Recorded data
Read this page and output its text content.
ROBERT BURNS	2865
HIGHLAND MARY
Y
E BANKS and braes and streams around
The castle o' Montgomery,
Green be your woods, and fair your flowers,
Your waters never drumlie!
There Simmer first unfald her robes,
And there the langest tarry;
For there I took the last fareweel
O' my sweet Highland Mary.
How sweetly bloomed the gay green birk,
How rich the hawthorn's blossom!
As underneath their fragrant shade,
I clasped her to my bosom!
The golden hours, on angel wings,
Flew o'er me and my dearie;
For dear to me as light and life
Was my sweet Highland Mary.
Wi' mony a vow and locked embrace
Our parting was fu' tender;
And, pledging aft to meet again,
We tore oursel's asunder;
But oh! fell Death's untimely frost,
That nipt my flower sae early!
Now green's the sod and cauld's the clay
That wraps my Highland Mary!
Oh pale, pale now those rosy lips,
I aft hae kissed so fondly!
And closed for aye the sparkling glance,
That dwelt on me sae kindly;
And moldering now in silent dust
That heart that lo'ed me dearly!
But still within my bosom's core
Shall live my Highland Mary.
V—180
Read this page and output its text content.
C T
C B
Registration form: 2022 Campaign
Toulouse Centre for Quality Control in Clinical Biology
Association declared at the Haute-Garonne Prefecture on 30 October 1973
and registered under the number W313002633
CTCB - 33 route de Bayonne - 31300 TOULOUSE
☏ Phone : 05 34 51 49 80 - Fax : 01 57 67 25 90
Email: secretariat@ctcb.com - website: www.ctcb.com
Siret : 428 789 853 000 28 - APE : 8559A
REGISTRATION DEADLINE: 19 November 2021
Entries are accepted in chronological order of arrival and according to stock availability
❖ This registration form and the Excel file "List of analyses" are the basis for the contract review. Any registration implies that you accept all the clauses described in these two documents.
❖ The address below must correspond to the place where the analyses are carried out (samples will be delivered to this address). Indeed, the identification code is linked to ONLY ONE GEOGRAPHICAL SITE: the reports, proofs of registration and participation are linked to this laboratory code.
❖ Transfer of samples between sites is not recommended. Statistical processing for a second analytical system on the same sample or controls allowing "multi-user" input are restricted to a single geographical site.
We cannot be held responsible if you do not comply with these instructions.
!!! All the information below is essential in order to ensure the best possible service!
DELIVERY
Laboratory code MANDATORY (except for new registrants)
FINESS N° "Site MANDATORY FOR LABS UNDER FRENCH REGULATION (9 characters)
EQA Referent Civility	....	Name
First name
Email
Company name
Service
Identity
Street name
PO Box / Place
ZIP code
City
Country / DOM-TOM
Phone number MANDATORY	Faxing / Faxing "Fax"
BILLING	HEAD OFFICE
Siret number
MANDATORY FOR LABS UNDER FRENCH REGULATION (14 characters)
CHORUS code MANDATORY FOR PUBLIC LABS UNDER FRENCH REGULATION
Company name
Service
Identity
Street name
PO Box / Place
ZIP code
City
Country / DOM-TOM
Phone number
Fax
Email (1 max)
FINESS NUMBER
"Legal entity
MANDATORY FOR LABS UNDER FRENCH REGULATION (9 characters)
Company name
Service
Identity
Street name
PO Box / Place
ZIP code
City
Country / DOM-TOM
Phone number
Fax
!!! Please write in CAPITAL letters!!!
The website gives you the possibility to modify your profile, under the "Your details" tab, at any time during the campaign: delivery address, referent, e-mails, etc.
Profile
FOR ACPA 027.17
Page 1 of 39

WHAT IS EXPECTED
Write out every entry above, word for word.

RESPONSE FOR THIS EXERCISE
Read this page and output its text content.
ROBERT BURNS	2865
HIGHLAND MARY
Y
E BANKS and braes and streams around
The castle o' Montgomery,
Green be your woods, and fair your flowers,
Your waters never drumlie!
There Simmer first unfald her robes,
And there the langest tarry;
For there I took the last fareweel
O' my sweet Highland Mary.
How sweetly bloomed the gay green birk,
How rich the hawthorn's blossom!
As underneath their fragrant shade,
I clasped her to my bosom!
The golden hours, on angel wings,
Flew o'er me and my dearie;
For dear to me as light and life
Was my sweet Highland Mary.
Wi' mony a vow and locked embrace
Our parting was fu' tender;
And, pledging aft to meet again,
We tore oursel's asunder;
But oh! fell Death's untimely frost,
That nipt my flower sae early!
Now green's the sod and cauld's the clay
That wraps my Highland Mary!
Oh pale, pale now those rosy lips,
I aft hae kissed so fondly!
And closed for aye the sparkling glance,
That dwelt on me sae kindly;
And moldering now in silent dust
That heart that lo'ed me dearly!
But still within my bosom's core
Shall live my Highland Mary.
V—180
Read this page and output its text content.
C T
C B
Registration form: 2022 Campaign
Toulouse Centre for Quality Control in Clinical Biology
Association declared at the Haute-Garonne Prefecture on 30 October 1973
and registered under the number W313002633
CTCB - 33 route de Bayonne - 31300 TOULOUSE
☏ Phone : 05 34 51 49 80 - Fax : 01 57 67 25 90
Email: secretariat@ctcb.com - website: www.ctcb.com
Siret : 428 789 853 000 28 - APE : 8559A
REGISTRATION DEADLINE: 19 November 2021
Entries are accepted in chronological order of arrival and according to stock availability
❖ This registration form and the Excel file "List of analyses" are the basis for the contract review. Any registration implies that you accept all the clauses described in these two documents.
❖ The address below must correspond to the place where the analyses are carried out (samples will be delivered to this address). Indeed, the identification code is linked to ONLY ONE GEOGRAPHICAL SITE: the reports, proofs of registration and participation are linked to this laboratory code.
❖ Transfer of samples between sites is not recommended. Statistical processing for a second analytical system on the same sample or controls allowing "multi-user" input are restricted to a single geographical site.
We cannot be held responsible if you do not comply with these instructions.
!!! All the information below is essential in order to ensure the best possible service!
DELIVERY
Laboratory code MANDATORY (except for new registrants)
FINESS N° "Site MANDATORY FOR LABS UNDER FRENCH REGULATION (9 characters)
EQA Referent Civility	....	Name
First name
Email
Company name
Service
Identity
Street name
PO Box / Place
ZIP code
City
Country / DOM-TOM
Phone number MANDATORY	Faxing / Faxing "Fax"
BILLING	HEAD OFFICE
Siret number
MANDATORY FOR LABS UNDER FRENCH REGULATION (14 characters)
CHORUS code MANDATORY FOR PUBLIC LABS UNDER FRENCH REGULATION
Company name
Service
Identity
Street name
PO Box / Place
ZIP code
City
Country / DOM-TOM
Phone number
Fax
Email (1 max)
FINESS NUMBER
"Legal entity
MANDATORY FOR LABS UNDER FRENCH REGULATION (9 characters)
Company name
Service
Identity
Street name
PO Box / Place
ZIP code
City
Country / DOM-TOM
Phone number
Fax
!!! Please write in CAPITAL letters!!!
The website gives you the possibility to modify your profile, under the "Your details" tab, at any time during the campaign: delivery address, referent, e-mails, etc.
Profile
FOR ACPA 027.17
Page 1 of 39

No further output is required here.